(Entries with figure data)
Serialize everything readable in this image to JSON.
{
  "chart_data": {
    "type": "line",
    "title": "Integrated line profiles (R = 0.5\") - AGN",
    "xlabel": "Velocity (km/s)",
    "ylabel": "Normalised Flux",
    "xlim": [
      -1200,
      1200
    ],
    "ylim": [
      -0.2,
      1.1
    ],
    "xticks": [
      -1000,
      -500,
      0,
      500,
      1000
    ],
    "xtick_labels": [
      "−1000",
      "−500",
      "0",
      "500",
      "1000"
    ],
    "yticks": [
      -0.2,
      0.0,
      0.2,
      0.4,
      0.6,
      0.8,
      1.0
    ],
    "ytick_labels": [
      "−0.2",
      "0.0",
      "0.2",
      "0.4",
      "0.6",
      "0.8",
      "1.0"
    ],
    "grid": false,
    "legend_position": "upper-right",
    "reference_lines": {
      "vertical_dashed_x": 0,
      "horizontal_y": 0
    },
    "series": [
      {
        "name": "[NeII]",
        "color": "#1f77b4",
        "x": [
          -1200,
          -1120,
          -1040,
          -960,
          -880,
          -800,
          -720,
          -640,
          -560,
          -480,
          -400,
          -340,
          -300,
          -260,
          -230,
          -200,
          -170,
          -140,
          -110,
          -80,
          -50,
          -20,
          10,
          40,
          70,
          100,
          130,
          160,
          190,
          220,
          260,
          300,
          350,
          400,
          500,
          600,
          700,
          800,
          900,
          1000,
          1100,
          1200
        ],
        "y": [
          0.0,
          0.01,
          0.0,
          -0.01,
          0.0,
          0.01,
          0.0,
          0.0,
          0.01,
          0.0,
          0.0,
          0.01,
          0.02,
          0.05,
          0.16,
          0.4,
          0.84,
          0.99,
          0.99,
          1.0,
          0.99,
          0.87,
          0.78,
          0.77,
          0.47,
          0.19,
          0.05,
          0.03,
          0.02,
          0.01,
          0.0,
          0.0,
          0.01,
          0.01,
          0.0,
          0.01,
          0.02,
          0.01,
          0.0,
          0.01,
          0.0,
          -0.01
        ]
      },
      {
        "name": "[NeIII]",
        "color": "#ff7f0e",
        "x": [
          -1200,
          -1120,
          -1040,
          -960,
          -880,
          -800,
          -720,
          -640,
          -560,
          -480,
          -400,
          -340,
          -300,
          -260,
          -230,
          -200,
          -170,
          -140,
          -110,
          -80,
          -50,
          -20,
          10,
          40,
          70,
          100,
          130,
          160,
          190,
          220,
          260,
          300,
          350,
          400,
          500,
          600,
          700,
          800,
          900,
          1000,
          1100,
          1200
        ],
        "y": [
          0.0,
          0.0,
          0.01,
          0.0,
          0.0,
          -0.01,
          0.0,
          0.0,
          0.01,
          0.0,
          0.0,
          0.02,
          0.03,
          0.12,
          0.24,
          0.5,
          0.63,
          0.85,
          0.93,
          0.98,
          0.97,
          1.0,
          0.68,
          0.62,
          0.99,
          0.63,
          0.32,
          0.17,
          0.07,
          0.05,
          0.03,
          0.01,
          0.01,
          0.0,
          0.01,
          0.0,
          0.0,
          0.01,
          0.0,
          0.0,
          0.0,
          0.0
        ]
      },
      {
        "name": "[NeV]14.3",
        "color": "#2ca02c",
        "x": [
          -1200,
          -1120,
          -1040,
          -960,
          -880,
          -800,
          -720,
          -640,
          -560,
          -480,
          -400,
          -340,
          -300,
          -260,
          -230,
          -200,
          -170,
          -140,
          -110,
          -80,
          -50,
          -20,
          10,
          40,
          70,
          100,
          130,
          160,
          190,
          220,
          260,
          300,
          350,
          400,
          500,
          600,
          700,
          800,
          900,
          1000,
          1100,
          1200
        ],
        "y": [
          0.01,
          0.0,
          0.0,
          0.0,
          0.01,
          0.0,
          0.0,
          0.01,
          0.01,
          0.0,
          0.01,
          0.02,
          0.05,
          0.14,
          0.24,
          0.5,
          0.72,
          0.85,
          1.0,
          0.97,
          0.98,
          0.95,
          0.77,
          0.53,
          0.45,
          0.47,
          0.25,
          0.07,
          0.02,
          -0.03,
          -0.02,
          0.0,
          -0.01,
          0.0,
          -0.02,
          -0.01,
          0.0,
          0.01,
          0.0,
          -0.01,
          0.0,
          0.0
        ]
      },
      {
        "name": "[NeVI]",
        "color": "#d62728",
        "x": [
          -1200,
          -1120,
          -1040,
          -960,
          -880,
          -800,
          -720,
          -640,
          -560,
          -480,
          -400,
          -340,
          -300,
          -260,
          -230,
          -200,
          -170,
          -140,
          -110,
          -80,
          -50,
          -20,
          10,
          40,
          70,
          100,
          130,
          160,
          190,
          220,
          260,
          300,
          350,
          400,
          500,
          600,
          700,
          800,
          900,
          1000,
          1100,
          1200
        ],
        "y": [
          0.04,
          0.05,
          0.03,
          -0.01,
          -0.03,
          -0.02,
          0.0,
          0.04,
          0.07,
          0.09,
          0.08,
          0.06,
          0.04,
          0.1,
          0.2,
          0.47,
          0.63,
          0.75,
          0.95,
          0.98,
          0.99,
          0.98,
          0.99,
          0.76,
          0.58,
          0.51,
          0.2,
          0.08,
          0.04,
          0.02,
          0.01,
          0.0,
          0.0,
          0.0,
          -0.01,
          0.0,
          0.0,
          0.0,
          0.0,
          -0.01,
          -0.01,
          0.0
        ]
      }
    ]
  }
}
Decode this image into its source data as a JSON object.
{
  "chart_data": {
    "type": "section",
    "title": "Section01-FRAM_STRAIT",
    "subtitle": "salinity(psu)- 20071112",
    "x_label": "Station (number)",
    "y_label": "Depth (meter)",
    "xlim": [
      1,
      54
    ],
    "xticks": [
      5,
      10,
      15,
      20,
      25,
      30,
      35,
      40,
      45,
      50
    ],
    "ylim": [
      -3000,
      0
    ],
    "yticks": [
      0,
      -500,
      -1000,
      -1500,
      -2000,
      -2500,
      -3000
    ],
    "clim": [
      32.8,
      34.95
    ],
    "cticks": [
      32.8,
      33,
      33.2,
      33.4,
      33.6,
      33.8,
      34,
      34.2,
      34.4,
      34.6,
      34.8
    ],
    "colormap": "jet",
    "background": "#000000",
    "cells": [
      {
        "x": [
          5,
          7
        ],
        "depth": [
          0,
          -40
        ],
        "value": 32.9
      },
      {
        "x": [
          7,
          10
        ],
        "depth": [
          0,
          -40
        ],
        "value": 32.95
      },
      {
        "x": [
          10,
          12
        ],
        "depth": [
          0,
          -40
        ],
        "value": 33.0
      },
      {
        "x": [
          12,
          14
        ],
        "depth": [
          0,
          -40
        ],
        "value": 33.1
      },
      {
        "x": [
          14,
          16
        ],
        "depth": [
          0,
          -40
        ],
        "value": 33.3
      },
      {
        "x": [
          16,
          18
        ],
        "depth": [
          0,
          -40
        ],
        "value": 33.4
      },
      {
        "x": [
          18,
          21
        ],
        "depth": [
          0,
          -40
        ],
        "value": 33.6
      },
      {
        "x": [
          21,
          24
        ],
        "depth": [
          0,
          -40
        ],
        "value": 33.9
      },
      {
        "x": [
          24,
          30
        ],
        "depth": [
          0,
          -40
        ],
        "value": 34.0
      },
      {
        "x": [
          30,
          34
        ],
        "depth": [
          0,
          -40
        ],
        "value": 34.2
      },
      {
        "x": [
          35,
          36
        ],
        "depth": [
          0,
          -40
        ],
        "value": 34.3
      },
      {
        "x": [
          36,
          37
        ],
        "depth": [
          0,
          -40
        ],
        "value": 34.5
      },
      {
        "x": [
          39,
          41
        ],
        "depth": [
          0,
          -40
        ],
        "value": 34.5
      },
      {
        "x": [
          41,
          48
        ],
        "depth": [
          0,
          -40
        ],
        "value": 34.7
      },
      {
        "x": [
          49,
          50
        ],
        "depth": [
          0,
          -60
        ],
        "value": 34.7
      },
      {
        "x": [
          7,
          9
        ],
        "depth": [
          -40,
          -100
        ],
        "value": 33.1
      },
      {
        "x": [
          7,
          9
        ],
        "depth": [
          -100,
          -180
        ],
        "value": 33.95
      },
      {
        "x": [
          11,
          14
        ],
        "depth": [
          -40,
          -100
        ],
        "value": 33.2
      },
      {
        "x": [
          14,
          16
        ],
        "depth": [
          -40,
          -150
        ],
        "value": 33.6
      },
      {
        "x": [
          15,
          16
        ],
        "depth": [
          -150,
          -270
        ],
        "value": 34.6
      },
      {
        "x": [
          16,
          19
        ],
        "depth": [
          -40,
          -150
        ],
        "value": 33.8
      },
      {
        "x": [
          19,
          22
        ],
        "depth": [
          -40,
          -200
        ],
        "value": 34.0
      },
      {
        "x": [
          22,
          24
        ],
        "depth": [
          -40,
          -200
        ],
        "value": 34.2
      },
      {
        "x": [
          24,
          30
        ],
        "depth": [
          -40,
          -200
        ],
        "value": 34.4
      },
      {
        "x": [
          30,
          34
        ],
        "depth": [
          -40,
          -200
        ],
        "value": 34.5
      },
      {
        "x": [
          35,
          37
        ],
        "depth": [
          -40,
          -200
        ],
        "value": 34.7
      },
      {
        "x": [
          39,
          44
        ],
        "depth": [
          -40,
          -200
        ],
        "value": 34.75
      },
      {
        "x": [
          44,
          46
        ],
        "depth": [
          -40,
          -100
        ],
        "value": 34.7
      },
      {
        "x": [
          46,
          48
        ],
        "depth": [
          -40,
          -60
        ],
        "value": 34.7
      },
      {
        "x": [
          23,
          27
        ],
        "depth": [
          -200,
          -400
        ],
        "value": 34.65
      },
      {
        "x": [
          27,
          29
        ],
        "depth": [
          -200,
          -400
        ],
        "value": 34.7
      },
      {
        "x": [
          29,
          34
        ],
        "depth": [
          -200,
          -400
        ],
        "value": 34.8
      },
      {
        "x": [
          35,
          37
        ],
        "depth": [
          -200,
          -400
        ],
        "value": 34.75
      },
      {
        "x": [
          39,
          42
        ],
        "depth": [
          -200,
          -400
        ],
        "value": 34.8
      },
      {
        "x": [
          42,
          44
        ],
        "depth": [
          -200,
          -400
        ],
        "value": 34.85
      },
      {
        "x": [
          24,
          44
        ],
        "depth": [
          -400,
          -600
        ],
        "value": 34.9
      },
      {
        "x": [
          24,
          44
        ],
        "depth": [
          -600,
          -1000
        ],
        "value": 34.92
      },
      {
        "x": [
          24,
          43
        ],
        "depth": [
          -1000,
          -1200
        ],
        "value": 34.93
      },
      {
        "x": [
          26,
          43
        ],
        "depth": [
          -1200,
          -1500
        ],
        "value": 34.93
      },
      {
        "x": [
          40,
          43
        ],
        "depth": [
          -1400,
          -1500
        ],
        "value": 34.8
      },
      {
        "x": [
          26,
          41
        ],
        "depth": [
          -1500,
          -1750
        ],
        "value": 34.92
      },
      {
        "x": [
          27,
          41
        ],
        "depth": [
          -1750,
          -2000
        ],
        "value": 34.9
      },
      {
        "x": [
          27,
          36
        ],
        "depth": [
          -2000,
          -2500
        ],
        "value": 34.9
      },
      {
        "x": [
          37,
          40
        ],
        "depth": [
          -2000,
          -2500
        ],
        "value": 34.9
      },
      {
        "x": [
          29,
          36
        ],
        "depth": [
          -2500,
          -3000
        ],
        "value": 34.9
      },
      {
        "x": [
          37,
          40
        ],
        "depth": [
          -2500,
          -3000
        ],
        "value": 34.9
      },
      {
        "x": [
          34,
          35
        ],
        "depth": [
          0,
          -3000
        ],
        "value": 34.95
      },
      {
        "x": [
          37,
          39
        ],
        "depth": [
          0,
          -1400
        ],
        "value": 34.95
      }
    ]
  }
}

*Written problem:* Find the string "JSON" in the records, then copy each line where it occurs.

*Reply:*
Serialize everything readable in this image to JSON.
Decode this image into its source data as a JSON object.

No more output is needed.